Passage shown:
§ §

Lately my life has revolved exclusively around work, and it hasn't been pretty; I'm trying to not let things get me down.

Our healthcare system is in big trouble, and that trouble translates directly to those of us who work in primary care. We are overburdened with patients, and the numbers are made worse by the various bureaucracies who call the shots (so-called "managed care").

A couple days ago I attended two patients whose stories serve as a good example:

The first, a little old lady from a nearby city, came in complaining of abdominal pain of several months' duration. Although she had a doctor in the city, she told me that she "can never get in to see him". When she became gravely ill, instead of taking her to the hospital near her home where she usually gets care, the family decided to take her to our rural hospital, an hour away by car, so she wouldn't have to wait the customary 12 hours to be seen in the local emergency room.

After completing my examination, I arranged for her admission to our facility. Three days later, when I finally got the report of the abdominal CT scan I had ordered at the time of her admission, my hands were tied. I could not transfer her back to the city-no gastroenterologist was available to assume her care. (No specialists practice at our rural hospital.) Between having a mass in her cecum and melanotic stools, she had dropped her hemoglobin1 from 13.5 to 10.5.

After making close to two dozen phone calls, I was told that a bed and a doctor had finally been located for my patient. The patient was transferred, and several hours later I received a series of angry phone calls accusing me of transferring a patient without arranging for a doctor to assume her care!

Somehow the three specialists and the nursing supervisor on the other end had gotten their wires crossed. I talked with all of them that morning, and each had his own particular view of the situation. It was the nursing supervisor who gave us the final word, saying that one of the doctors had agreed to accept the patient. I didn't think it was necessary for me to call the doctor back again to reconfirm that she had agreed.

All of this occurred while another scenario played out.

§ §

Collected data
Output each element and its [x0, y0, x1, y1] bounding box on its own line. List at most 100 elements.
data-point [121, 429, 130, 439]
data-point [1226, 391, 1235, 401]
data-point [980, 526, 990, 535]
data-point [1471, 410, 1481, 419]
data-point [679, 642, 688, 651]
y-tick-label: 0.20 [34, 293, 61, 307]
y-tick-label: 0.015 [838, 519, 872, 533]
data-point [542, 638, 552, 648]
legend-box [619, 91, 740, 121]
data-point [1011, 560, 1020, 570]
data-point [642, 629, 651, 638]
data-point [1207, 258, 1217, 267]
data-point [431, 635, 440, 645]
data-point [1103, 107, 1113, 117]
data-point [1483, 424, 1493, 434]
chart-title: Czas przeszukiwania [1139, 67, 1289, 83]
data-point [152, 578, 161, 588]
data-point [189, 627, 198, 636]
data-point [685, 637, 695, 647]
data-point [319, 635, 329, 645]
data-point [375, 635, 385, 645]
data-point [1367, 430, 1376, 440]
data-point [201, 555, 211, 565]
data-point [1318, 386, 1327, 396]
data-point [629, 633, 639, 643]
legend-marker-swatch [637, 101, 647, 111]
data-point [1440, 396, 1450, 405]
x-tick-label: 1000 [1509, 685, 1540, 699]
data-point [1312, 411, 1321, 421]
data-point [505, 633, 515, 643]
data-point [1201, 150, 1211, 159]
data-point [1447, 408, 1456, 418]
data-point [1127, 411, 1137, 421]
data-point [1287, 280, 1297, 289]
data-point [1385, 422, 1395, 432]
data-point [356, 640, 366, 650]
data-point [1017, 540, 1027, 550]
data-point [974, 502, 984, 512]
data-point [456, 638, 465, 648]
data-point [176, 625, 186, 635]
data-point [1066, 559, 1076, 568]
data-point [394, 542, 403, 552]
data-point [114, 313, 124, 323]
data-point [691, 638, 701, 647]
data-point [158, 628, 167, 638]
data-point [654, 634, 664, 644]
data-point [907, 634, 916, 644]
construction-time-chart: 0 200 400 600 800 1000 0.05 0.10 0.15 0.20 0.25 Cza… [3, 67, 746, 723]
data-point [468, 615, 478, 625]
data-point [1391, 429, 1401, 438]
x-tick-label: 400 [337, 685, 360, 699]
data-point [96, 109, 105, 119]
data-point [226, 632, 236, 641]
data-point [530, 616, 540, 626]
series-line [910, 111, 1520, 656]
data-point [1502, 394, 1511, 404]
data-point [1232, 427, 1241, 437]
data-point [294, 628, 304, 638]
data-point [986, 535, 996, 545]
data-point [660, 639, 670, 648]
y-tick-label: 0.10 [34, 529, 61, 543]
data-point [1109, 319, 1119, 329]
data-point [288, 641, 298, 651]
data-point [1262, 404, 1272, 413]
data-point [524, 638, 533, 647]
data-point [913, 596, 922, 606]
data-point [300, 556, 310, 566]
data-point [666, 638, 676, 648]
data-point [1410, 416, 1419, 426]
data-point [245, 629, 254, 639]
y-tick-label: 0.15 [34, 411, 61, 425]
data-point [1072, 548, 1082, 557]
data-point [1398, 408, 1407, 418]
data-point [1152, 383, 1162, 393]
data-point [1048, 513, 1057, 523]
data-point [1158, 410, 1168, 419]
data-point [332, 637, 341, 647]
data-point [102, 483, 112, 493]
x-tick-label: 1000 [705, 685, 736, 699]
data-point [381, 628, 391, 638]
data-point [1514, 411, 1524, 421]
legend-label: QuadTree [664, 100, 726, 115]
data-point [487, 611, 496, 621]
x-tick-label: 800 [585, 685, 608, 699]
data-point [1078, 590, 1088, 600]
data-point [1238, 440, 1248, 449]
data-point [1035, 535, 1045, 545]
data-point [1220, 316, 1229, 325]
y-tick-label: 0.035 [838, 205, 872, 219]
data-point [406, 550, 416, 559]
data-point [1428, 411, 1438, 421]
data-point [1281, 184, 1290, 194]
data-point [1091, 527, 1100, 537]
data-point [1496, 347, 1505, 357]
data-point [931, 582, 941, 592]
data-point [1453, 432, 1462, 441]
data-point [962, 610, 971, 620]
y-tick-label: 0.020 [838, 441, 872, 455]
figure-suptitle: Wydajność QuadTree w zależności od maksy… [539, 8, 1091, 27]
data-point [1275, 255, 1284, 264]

§ §

Questions on the material:
1. Reproduce word for word the part of the primary care account between "After making close" and "she had agreed.", inclusive.
2. In the primary care account, what was the old lady's complaint when she came in?
These rows have no connection to the primary care account.

Exercise answers:
1.
After making close to two dozen phone calls, I was told that a bed and a doctor had finally been located for my patient. The patient was transferred, and several hours later I received a series of angry phone calls accusing me of transferring a patient without arranging for a doctor to assume her care!

Somehow the three specialists and the nursing supervisor on the other end had gotten their wires crossed. I talked with all of them that morning, and each had his own particular view of the situation. It was the nursing supervisor who gave us the final word, saying that one of the doctors had agreed to accept the patient. I didn't think it was necessary for me to call the doctor back again to reconfirm that she had agreed.

2. Abdominal pain lasting several months.